Your goal: Count how many lines below contain the word "matter", then give that number alone.

Extracted entries:
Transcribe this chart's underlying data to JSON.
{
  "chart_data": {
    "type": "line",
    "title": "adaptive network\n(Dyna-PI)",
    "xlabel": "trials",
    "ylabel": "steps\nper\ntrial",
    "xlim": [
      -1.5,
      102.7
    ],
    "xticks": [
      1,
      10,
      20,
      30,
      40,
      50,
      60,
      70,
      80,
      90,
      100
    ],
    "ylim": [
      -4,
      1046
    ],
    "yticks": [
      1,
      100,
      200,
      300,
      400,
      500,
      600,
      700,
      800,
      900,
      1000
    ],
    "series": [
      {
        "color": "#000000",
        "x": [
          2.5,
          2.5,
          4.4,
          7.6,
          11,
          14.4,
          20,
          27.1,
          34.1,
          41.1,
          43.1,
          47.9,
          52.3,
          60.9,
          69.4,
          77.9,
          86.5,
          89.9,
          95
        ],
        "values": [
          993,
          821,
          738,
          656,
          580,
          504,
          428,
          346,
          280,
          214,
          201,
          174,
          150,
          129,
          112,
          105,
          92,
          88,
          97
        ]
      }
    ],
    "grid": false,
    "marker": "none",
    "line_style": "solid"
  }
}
...
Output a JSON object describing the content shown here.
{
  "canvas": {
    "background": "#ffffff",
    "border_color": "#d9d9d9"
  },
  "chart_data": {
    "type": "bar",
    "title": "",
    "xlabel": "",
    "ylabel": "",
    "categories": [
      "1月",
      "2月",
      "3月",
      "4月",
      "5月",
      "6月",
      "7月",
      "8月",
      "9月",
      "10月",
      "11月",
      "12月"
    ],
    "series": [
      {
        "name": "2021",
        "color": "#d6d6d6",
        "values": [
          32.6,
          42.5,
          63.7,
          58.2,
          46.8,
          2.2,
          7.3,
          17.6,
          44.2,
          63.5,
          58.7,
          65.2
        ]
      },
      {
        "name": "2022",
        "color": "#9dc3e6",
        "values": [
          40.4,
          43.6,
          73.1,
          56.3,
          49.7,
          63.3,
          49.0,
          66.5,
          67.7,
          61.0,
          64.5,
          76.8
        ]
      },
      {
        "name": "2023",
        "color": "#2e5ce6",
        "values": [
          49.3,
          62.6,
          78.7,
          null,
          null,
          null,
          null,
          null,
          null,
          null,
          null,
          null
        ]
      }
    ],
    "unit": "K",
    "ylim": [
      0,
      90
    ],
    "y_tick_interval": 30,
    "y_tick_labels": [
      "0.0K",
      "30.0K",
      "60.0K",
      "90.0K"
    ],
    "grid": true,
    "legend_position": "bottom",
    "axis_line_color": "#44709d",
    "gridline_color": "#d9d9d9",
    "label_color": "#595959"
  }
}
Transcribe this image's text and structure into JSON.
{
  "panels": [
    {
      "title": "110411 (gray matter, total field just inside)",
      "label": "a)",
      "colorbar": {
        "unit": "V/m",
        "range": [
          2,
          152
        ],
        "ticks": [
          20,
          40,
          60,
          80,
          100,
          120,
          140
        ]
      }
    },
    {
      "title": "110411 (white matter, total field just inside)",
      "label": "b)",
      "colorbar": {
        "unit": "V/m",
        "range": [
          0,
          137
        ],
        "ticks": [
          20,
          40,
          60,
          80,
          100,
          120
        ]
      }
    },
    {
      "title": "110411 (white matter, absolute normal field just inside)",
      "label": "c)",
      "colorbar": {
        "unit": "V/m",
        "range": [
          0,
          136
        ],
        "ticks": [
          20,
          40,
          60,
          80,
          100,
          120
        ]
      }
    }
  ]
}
...
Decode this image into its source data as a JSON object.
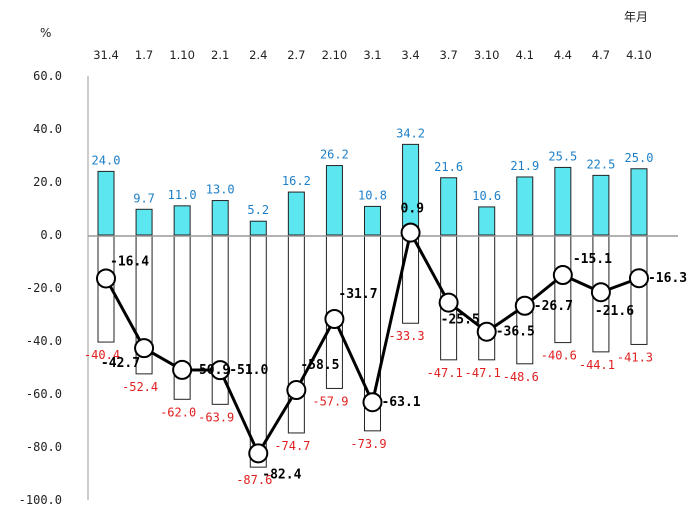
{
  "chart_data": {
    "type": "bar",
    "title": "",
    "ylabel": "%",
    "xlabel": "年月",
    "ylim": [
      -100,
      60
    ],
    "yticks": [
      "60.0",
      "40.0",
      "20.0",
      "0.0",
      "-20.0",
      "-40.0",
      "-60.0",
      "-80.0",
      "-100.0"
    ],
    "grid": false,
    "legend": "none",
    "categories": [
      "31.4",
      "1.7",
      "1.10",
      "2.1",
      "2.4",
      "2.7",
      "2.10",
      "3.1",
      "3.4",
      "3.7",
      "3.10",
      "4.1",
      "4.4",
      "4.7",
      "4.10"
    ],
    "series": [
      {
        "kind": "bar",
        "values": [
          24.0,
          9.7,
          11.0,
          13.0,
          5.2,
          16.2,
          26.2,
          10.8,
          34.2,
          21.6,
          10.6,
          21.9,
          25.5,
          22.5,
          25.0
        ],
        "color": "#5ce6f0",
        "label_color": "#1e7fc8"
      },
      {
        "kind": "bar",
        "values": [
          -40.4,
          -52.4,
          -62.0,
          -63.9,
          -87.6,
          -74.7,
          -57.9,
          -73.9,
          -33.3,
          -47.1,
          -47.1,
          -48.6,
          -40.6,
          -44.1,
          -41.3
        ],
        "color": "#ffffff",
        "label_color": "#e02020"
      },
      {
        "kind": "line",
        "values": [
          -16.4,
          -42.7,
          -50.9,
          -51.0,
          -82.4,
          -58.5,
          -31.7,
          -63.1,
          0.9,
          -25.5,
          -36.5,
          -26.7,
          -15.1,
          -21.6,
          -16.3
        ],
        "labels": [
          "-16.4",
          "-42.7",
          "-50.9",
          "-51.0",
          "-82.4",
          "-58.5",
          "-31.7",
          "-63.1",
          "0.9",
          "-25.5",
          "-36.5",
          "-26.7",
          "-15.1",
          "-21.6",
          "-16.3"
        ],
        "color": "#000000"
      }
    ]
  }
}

Answer to this problem: 3